What this task involves. Exclude the pictures and reproduce the remaining data exactly as written.

Structured figure records
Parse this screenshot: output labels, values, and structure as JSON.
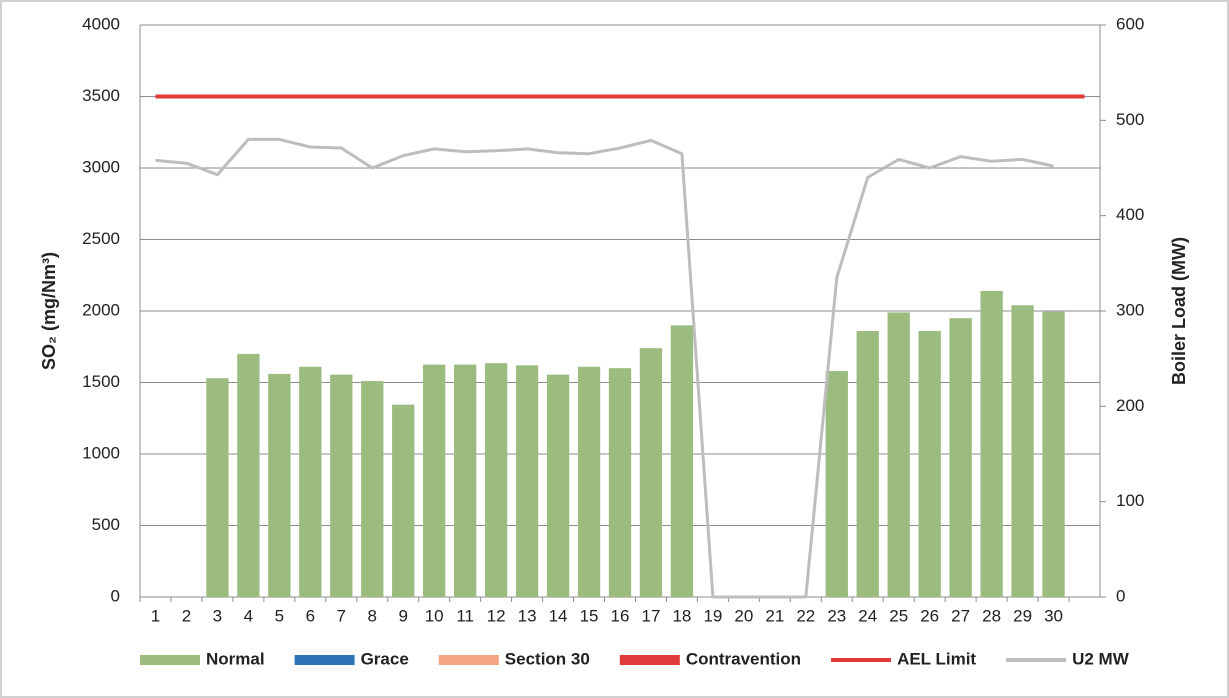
{
  "chart_data": {
    "type": "bar",
    "categories": [
      "1",
      "2",
      "3",
      "4",
      "5",
      "6",
      "7",
      "8",
      "9",
      "10",
      "11",
      "12",
      "13",
      "14",
      "15",
      "16",
      "17",
      "18",
      "19",
      "20",
      "21",
      "22",
      "23",
      "24",
      "25",
      "26",
      "27",
      "28",
      "29",
      "30",
      null
    ],
    "y_label": "SO₂ (mg/Nm³)",
    "y2_label": "Boiler Load (MW)",
    "ylim": [
      0,
      4000
    ],
    "yticks": [
      0,
      500,
      1000,
      1500,
      2000,
      2500,
      3000,
      3500,
      4000
    ],
    "y2lim": [
      0,
      600
    ],
    "y2ticks": [
      0,
      100,
      200,
      300,
      400,
      500,
      600
    ],
    "grid": true,
    "legend": "bottom",
    "series": [
      {
        "name": "Normal",
        "type": "bar",
        "color": "#9bbb7f",
        "values": [
          null,
          null,
          1530,
          1700,
          1560,
          1610,
          1555,
          1510,
          1345,
          1625,
          1625,
          1635,
          1620,
          1555,
          1610,
          1600,
          1740,
          1900,
          null,
          null,
          null,
          null,
          1580,
          1860,
          1990,
          1860,
          1950,
          2140,
          2040,
          1995,
          null
        ]
      },
      {
        "name": "Grace",
        "type": "bar",
        "color": "#2e75b6",
        "values": [
          null,
          null,
          null,
          null,
          null,
          null,
          null,
          null,
          null,
          null,
          null,
          null,
          null,
          null,
          null,
          null,
          null,
          null,
          null,
          null,
          null,
          null,
          null,
          null,
          null,
          null,
          null,
          null,
          null,
          null,
          null
        ]
      },
      {
        "name": "Section 30",
        "type": "bar",
        "color": "#f4a582",
        "values": [
          null,
          null,
          null,
          null,
          null,
          null,
          null,
          null,
          null,
          null,
          null,
          null,
          null,
          null,
          null,
          null,
          null,
          null,
          null,
          null,
          null,
          null,
          null,
          null,
          null,
          null,
          null,
          null,
          null,
          null,
          null
        ]
      },
      {
        "name": "Contravention",
        "type": "bar",
        "color": "#e03a3a",
        "values": [
          null,
          null,
          null,
          null,
          null,
          null,
          null,
          null,
          null,
          null,
          null,
          null,
          null,
          null,
          null,
          null,
          null,
          null,
          null,
          null,
          null,
          null,
          null,
          null,
          null,
          null,
          null,
          null,
          null,
          null,
          null
        ]
      },
      {
        "name": "AEL Limit",
        "type": "line",
        "color": "#e03a3a",
        "values": [
          3500,
          3500,
          3500,
          3500,
          3500,
          3500,
          3500,
          3500,
          3500,
          3500,
          3500,
          3500,
          3500,
          3500,
          3500,
          3500,
          3500,
          3500,
          3500,
          3500,
          3500,
          3500,
          3500,
          3500,
          3500,
          3500,
          3500,
          3500,
          3500,
          3500,
          3500
        ]
      },
      {
        "name": "U2 MW",
        "type": "line",
        "axis": "y2",
        "color": "#bdbdbd",
        "values": [
          458,
          455,
          443,
          480,
          480,
          472,
          471,
          450,
          463,
          470,
          467,
          468,
          470,
          466,
          465,
          471,
          479,
          465,
          0,
          0,
          0,
          0,
          335,
          440,
          459,
          450,
          462,
          457,
          459,
          452,
          null
        ]
      }
    ]
  }
}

Exercise answer.
Parse this screenshot: output labels, values, and structure as JSON.
{
  "chart_data": {
    "type": "bar",
    "categories": [
      "1",
      "2",
      "3",
      "4",
      "5",
      "6",
      "7",
      "8",
      "9",
      "10",
      "11",
      "12",
      "13",
      "14",
      "15",
      "16",
      "17",
      "18",
      "19",
      "20",
      "21",
      "22",
      "23",
      "24",
      "25",
      "26",
      "27",
      "28",
      "29",
      "30",
      null
    ],
    "y_label": "SO₂ (mg/Nm³)",
    "y2_label": "Boiler Load (MW)",
    "ylim": [
      0,
      4000
    ],
    "yticks": [
      0,
      500,
      1000,
      1500,
      2000,
      2500,
      3000,
      3500,
      4000
    ],
    "y2lim": [
      0,
      600
    ],
    "y2ticks": [
      0,
      100,
      200,
      300,
      400,
      500,
      600
    ],
    "grid": true,
    "legend": "bottom",
    "series": [
      {
        "name": "Normal",
        "type": "bar",
        "color": "#9bbb7f",
        "values": [
          null,
          null,
          1530,
          1700,
          1560,
          1610,
          1555,
          1510,
          1345,
          1625,
          1625,
          1635,
          1620,
          1555,
          1610,
          1600,
          1740,
          1900,
          null,
          null,
          null,
          null,
          1580,
          1860,
          1990,
          1860,
          1950,
          2140,
          2040,
          1995,
          null
        ]
      },
      {
        "name": "Grace",
        "type": "bar",
        "color": "#2e75b6",
        "values": [
          null,
          null,
          null,
          null,
          null,
          null,
          null,
          null,
          null,
          null,
          null,
          null,
          null,
          null,
          null,
          null,
          null,
          null,
          null,
          null,
          null,
          null,
          null,
          null,
          null,
          null,
          null,
          null,
          null,
          null,
          null
        ]
      },
      {
        "name": "Section 30",
        "type": "bar",
        "color": "#f4a582",
        "values": [
          null,
          null,
          null,
          null,
          null,
          null,
          null,
          null,
          null,
          null,
          null,
          null,
          null,
          null,
          null,
          null,
          null,
          null,
          null,
          null,
          null,
          null,
          null,
          null,
          null,
          null,
          null,
          null,
          null,
          null,
          null
        ]
      },
      {
        "name": "Contravention",
        "type": "bar",
        "color": "#e03a3a",
        "values": [
          null,
          null,
          null,
          null,
          null,
          null,
          null,
          null,
          null,
          null,
          null,
          null,
          null,
          null,
          null,
          null,
          null,
          null,
          null,
          null,
          null,
          null,
          null,
          null,
          null,
          null,
          null,
          null,
          null,
          null,
          null
        ]
      },
      {
        "name": "AEL Limit",
        "type": "line",
        "color": "#e03a3a",
        "values": [
          3500,
          3500,
          3500,
          3500,
          3500,
          3500,
          3500,
          3500,
          3500,
          3500,
          3500,
          3500,
          3500,
          3500,
          3500,
          3500,
          3500,
          3500,
          3500,
          3500,
          3500,
          3500,
          3500,
          3500,
          3500,
          3500,
          3500,
          3500,
          3500,
          3500,
          3500
        ]
      },
      {
        "name": "U2 MW",
        "type": "line",
        "axis": "y2",
        "color": "#bdbdbd",
        "values": [
          458,
          455,
          443,
          480,
          480,
          472,
          471,
          450,
          463,
          470,
          467,
          468,
          470,
          466,
          465,
          471,
          479,
          465,
          0,
          0,
          0,
          0,
          335,
          440,
          459,
          450,
          462,
          457,
          459,
          452,
          null
        ]
      }
    ]
  }
}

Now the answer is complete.